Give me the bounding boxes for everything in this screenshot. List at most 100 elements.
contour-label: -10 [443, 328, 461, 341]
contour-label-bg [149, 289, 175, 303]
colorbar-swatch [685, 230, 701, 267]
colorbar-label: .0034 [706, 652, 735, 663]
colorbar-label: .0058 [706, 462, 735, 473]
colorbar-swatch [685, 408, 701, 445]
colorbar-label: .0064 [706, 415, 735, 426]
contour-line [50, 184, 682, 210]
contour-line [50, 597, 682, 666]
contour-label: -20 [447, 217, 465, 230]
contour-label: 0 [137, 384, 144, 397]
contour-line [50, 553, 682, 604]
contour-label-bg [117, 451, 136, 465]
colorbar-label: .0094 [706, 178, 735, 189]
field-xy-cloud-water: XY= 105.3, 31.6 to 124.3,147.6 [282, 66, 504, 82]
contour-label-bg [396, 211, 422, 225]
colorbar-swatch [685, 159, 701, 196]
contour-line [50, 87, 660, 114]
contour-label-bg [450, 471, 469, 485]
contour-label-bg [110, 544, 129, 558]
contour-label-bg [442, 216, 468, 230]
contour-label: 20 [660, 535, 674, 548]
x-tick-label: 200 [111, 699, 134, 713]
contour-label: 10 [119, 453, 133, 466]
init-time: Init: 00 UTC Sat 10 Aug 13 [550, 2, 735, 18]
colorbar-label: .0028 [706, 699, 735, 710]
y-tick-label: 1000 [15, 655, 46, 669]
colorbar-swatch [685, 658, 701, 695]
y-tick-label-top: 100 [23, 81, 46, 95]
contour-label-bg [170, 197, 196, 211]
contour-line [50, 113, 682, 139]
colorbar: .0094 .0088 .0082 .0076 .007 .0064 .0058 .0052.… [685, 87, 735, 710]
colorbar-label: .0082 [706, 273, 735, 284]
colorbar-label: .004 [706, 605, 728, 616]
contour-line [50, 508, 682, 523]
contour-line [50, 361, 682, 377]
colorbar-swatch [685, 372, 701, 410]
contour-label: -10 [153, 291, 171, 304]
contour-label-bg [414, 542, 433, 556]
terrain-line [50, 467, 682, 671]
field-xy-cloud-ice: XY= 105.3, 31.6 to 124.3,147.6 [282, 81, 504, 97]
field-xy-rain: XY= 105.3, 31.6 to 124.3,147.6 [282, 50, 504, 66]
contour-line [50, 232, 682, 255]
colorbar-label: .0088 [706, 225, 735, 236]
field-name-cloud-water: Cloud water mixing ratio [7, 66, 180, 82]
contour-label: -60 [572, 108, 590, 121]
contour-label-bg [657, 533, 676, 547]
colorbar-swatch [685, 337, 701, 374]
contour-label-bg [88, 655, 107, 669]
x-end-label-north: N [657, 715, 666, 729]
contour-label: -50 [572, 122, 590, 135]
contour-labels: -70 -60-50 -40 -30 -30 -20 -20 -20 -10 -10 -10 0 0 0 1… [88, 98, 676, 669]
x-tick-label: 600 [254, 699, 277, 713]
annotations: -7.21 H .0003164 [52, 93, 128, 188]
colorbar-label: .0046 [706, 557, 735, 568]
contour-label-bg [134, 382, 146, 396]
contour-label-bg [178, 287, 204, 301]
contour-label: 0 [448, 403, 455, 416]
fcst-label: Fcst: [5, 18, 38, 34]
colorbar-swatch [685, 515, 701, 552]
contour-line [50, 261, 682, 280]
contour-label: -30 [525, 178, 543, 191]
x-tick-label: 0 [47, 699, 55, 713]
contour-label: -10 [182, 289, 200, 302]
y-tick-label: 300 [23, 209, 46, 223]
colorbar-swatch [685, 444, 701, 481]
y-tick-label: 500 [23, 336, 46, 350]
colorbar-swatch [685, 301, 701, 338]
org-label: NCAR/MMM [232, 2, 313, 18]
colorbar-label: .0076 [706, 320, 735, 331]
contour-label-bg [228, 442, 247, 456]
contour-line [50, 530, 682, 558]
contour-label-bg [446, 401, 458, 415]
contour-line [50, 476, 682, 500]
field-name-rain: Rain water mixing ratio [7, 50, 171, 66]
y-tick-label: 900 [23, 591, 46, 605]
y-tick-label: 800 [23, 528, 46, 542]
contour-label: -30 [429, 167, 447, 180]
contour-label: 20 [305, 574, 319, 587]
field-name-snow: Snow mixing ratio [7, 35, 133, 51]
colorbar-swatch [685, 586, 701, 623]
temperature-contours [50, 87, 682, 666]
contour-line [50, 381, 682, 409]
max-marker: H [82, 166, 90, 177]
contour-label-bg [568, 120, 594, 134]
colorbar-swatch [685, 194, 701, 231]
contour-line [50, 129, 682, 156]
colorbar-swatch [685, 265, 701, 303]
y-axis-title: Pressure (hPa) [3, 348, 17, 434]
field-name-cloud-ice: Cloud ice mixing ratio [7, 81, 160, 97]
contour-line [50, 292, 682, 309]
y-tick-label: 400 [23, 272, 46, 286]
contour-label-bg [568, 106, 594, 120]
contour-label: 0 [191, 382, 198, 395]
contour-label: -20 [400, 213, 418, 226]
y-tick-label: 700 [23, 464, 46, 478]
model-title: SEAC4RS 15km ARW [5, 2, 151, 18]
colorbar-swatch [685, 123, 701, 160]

◇ ◇ ◇ ◇

- _Problem to work on_
Write out, unchanged, every line from the first one through the line that contains "contour-line [50, 232, 682, 255]", both included.

- _Solution to this problem_
Give me the bounding boxes for everything in this screenshot. List at most 100 elements.
contour-label: -10 [443, 328, 461, 341]
contour-label-bg [149, 289, 175, 303]
colorbar-swatch [685, 230, 701, 267]
colorbar-label: .0034 [706, 652, 735, 663]
colorbar-label: .0058 [706, 462, 735, 473]
colorbar-swatch [685, 408, 701, 445]
colorbar-label: .0064 [706, 415, 735, 426]
contour-line [50, 184, 682, 210]
contour-line [50, 597, 682, 666]
contour-label: -20 [447, 217, 465, 230]
contour-label: 0 [137, 384, 144, 397]
contour-line [50, 553, 682, 604]
contour-label-bg [117, 451, 136, 465]
colorbar-label: .0094 [706, 178, 735, 189]
field-xy-cloud-water: XY= 105.3, 31.6 to 124.3,147.6 [282, 66, 504, 82]
contour-label-bg [396, 211, 422, 225]
colorbar-swatch [685, 159, 701, 196]
contour-line [50, 87, 660, 114]
contour-label-bg [450, 471, 469, 485]
contour-label-bg [110, 544, 129, 558]
contour-label-bg [442, 216, 468, 230]
contour-label: 20 [660, 535, 674, 548]
x-tick-label: 200 [111, 699, 134, 713]
contour-label: 10 [119, 453, 133, 466]
init-time: Init: 00 UTC Sat 10 Aug 13 [550, 2, 735, 18]
colorbar-label: .0028 [706, 699, 735, 710]
y-tick-label: 1000 [15, 655, 46, 669]
colorbar-swatch [685, 658, 701, 695]
y-tick-label-top: 100 [23, 81, 46, 95]
contour-label-bg [170, 197, 196, 211]
contour-line [50, 113, 682, 139]
colorbar: .0094 .0088 .0082 .0076 .007 .0064 .0058 .0052.… [685, 87, 735, 710]
colorbar-label: .0082 [706, 273, 735, 284]
colorbar-label: .004 [706, 605, 728, 616]
contour-line [50, 508, 682, 523]
contour-line [50, 361, 682, 377]
colorbar-swatch [685, 372, 701, 410]
contour-label: -10 [153, 291, 171, 304]
contour-label-bg [414, 542, 433, 556]
terrain-line [50, 467, 682, 671]
field-xy-cloud-ice: XY= 105.3, 31.6 to 124.3,147.6 [282, 81, 504, 97]
field-xy-rain: XY= 105.3, 31.6 to 124.3,147.6 [282, 50, 504, 66]
contour-line [50, 232, 682, 255]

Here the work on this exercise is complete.